ENTRIES PROVIDED:
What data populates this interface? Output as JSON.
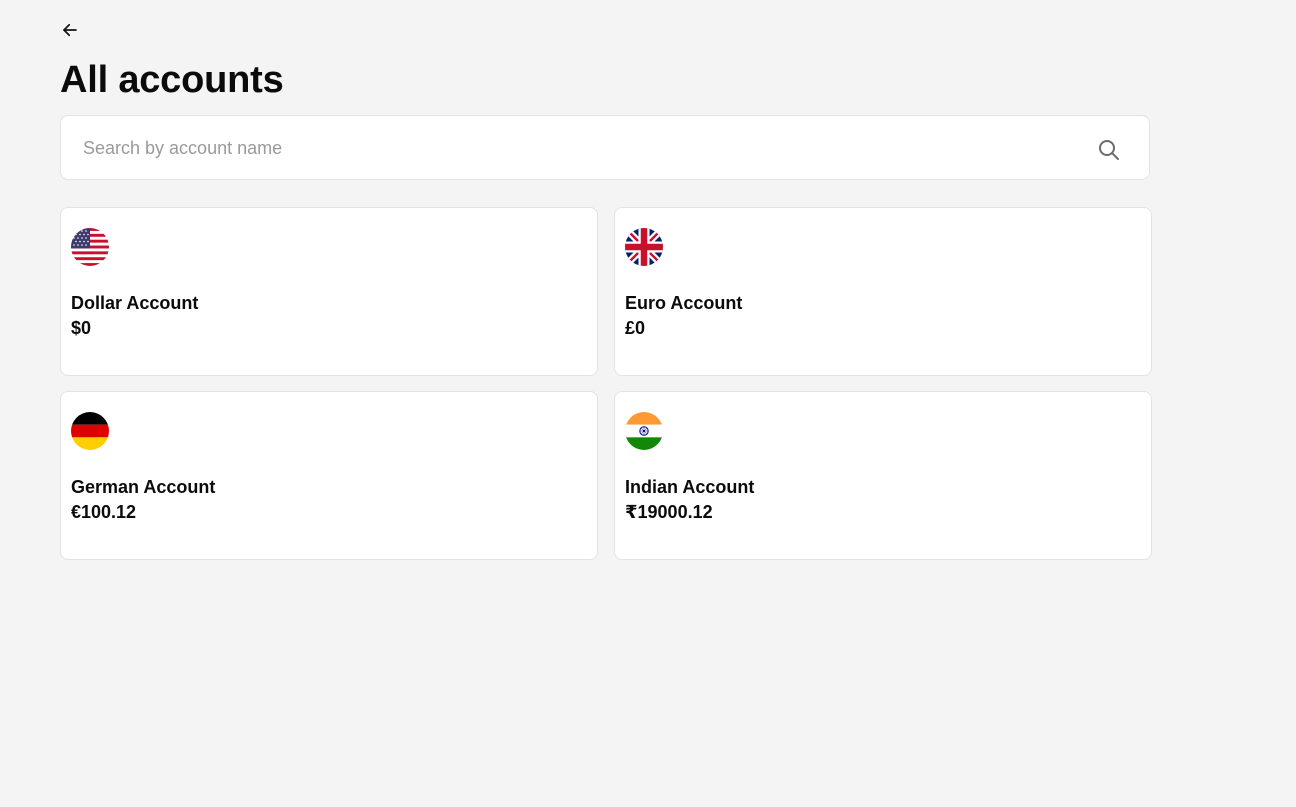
{
  "header": {
    "back_icon": "arrow-left-icon",
    "title": "All accounts"
  },
  "search": {
    "placeholder": "Search by account name",
    "value": "",
    "icon": "search-icon"
  },
  "accounts": [
    {
      "name": "Dollar Account",
      "balance": "$0",
      "flag_icon": "us-flag-icon"
    },
    {
      "name": "Euro Account",
      "balance": "£0",
      "flag_icon": "uk-flag-icon"
    },
    {
      "name": "German Account",
      "balance": "€100.12",
      "flag_icon": "germany-flag-icon"
    },
    {
      "name": "Indian Account",
      "balance": "₹19000.12",
      "flag_icon": "india-flag-icon"
    }
  ],
  "colors": {
    "background": "#f4f4f4",
    "card": "#ffffff",
    "border": "#e3e3e3",
    "text": "#0b0b0b",
    "placeholder": "#9a9a9a"
  }
}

GOAL:
Repeat each entry exactly. Pictures do not belong in the copy.

THE REPLY:
What data populates this interface? Output as JSON.
{
  "header": {
    "back_icon": "arrow-left-icon",
    "title": "All accounts"
  },
  "search": {
    "placeholder": "Search by account name",
    "value": "",
    "icon": "search-icon"
  },
  "accounts": [
    {
      "name": "Dollar Account",
      "balance": "$0",
      "flag_icon": "us-flag-icon"
    },
    {
      "name": "Euro Account",
      "balance": "£0",
      "flag_icon": "uk-flag-icon"
    },
    {
      "name": "German Account",
      "balance": "€100.12",
      "flag_icon": "germany-flag-icon"
    },
    {
      "name": "Indian Account",
      "balance": "₹19000.12",
      "flag_icon": "india-flag-icon"
    }
  ],
  "colors": {
    "background": "#f4f4f4",
    "card": "#ffffff",
    "border": "#e3e3e3",
    "text": "#0b0b0b",
    "placeholder": "#9a9a9a"
  }
}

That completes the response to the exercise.